WHAT YOU HAVE TO DO :: Repeat each line exactly, leaving nothing out.

WORKING DATA ::
>> START

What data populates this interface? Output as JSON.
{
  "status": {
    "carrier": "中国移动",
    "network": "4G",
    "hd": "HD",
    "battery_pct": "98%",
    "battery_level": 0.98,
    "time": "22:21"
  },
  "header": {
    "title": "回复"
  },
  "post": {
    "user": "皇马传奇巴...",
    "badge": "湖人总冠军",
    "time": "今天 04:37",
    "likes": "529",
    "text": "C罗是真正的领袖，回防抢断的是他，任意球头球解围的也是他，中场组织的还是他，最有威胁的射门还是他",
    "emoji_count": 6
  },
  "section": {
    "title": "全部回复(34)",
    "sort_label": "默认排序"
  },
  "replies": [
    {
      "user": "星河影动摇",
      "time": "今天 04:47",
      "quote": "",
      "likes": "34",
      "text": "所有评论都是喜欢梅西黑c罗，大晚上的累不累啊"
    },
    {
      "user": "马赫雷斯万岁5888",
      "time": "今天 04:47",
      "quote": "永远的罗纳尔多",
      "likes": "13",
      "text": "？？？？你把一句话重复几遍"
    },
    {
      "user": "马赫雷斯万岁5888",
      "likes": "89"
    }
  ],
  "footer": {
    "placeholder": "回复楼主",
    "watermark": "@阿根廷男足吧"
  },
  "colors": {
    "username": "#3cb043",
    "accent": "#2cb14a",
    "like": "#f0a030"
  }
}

>> END

RESULT FOR THIS TASK ::
What data populates this interface? Output as JSON.
{
  "status": {
    "carrier": "中国移动",
    "network": "4G",
    "hd": "HD",
    "battery_pct": "98%",
    "battery_level": 0.98,
    "time": "22:21"
  },
  "header": {
    "title": "回复"
  },
  "post": {
    "user": "皇马传奇巴...",
    "badge": "湖人总冠军",
    "time": "今天 04:37",
    "likes": "529",
    "text": "C罗是真正的领袖，回防抢断的是他，任意球头球解围的也是他，中场组织的还是他，最有威胁的射门还是他",
    "emoji_count": 6
  },
  "section": {
    "title": "全部回复(34)",
    "sort_label": "默认排序"
  },
  "replies": [
    {
      "user": "星河影动摇",
      "time": "今天 04:47",
      "quote": "",
      "likes": "34",
      "text": "所有评论都是喜欢梅西黑c罗，大晚上的累不累啊"
    },
    {
      "user": "马赫雷斯万岁5888",
      "time": "今天 04:47",
      "quote": "永远的罗纳尔多",
      "likes": "13",
      "text": "？？？？你把一句话重复几遍"
    },
    {
      "user": "马赫雷斯万岁5888",
      "likes": "89"
    }
  ],
  "footer": {
    "placeholder": "回复楼主",
    "watermark": "@阿根廷男足吧"
  },
  "colors": {
    "username": "#3cb043",
    "accent": "#2cb14a",
    "like": "#f0a030"
  }
}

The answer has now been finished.